**YOUR OBJECTIVE:**
Below are some records; repeat them all exactly, minus the pictures.

**DATASET:**
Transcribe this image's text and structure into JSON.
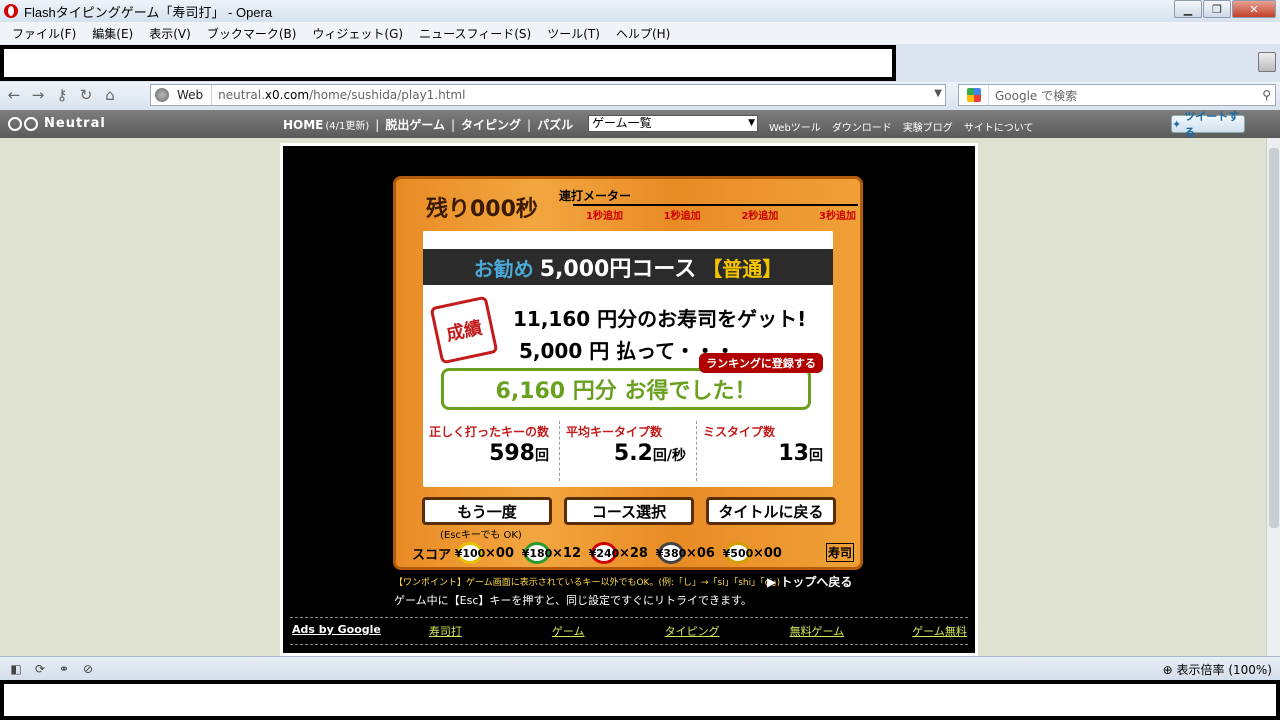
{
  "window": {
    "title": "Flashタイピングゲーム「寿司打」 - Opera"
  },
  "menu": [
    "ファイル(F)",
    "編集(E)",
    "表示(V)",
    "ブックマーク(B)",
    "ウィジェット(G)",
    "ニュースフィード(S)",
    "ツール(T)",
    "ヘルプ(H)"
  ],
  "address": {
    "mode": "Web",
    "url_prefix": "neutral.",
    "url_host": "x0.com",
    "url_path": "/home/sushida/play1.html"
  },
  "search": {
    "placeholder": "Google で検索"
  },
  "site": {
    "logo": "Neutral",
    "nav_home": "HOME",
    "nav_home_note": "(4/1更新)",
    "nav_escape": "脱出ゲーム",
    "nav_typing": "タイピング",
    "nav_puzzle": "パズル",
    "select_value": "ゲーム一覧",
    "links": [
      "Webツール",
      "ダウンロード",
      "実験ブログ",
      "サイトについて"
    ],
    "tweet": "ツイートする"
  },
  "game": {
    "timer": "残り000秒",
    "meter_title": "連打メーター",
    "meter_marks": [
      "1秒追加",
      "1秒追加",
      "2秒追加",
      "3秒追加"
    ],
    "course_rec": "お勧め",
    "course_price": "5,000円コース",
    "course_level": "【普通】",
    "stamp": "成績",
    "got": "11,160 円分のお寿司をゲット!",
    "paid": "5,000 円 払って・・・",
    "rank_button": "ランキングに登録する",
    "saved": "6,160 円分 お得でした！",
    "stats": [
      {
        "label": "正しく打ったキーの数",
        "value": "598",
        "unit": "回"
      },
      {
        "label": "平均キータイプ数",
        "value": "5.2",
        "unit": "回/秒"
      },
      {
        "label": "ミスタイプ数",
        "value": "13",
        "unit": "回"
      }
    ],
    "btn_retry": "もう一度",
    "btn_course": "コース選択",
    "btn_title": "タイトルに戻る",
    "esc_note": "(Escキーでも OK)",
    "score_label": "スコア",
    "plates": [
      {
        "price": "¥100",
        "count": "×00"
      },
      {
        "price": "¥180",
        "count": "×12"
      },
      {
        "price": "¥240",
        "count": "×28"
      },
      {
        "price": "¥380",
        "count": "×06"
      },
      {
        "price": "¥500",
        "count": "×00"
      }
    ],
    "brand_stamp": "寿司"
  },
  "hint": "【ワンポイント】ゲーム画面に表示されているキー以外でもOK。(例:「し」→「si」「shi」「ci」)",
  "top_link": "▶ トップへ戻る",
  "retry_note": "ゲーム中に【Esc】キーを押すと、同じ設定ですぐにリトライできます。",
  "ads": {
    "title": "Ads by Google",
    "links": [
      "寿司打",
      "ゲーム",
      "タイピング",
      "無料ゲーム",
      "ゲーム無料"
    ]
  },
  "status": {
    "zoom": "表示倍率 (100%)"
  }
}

**RESPONSE:**
Transcribe this image's text and structure into JSON.
{
  "window": {
    "title": "Flashタイピングゲーム「寿司打」 - Opera"
  },
  "menu": [
    "ファイル(F)",
    "編集(E)",
    "表示(V)",
    "ブックマーク(B)",
    "ウィジェット(G)",
    "ニュースフィード(S)",
    "ツール(T)",
    "ヘルプ(H)"
  ],
  "address": {
    "mode": "Web",
    "url_prefix": "neutral.",
    "url_host": "x0.com",
    "url_path": "/home/sushida/play1.html"
  },
  "search": {
    "placeholder": "Google で検索"
  },
  "site": {
    "logo": "Neutral",
    "nav_home": "HOME",
    "nav_home_note": "(4/1更新)",
    "nav_escape": "脱出ゲーム",
    "nav_typing": "タイピング",
    "nav_puzzle": "パズル",
    "select_value": "ゲーム一覧",
    "links": [
      "Webツール",
      "ダウンロード",
      "実験ブログ",
      "サイトについて"
    ],
    "tweet": "ツイートする"
  },
  "game": {
    "timer": "残り000秒",
    "meter_title": "連打メーター",
    "meter_marks": [
      "1秒追加",
      "1秒追加",
      "2秒追加",
      "3秒追加"
    ],
    "course_rec": "お勧め",
    "course_price": "5,000円コース",
    "course_level": "【普通】",
    "stamp": "成績",
    "got": "11,160 円分のお寿司をゲット!",
    "paid": "5,000 円 払って・・・",
    "rank_button": "ランキングに登録する",
    "saved": "6,160 円分 お得でした！",
    "stats": [
      {
        "label": "正しく打ったキーの数",
        "value": "598",
        "unit": "回"
      },
      {
        "label": "平均キータイプ数",
        "value": "5.2",
        "unit": "回/秒"
      },
      {
        "label": "ミスタイプ数",
        "value": "13",
        "unit": "回"
      }
    ],
    "btn_retry": "もう一度",
    "btn_course": "コース選択",
    "btn_title": "タイトルに戻る",
    "esc_note": "(Escキーでも OK)",
    "score_label": "スコア",
    "plates": [
      {
        "price": "¥100",
        "count": "×00"
      },
      {
        "price": "¥180",
        "count": "×12"
      },
      {
        "price": "¥240",
        "count": "×28"
      },
      {
        "price": "¥380",
        "count": "×06"
      },
      {
        "price": "¥500",
        "count": "×00"
      }
    ],
    "brand_stamp": "寿司"
  },
  "hint": "【ワンポイント】ゲーム画面に表示されているキー以外でもOK。(例:「し」→「si」「shi」「ci」)",
  "top_link": "▶ トップへ戻る",
  "retry_note": "ゲーム中に【Esc】キーを押すと、同じ設定ですぐにリトライできます。",
  "ads": {
    "title": "Ads by Google",
    "links": [
      "寿司打",
      "ゲーム",
      "タイピング",
      "無料ゲーム",
      "ゲーム無料"
    ]
  },
  "status": {
    "zoom": "表示倍率 (100%)"
  }
}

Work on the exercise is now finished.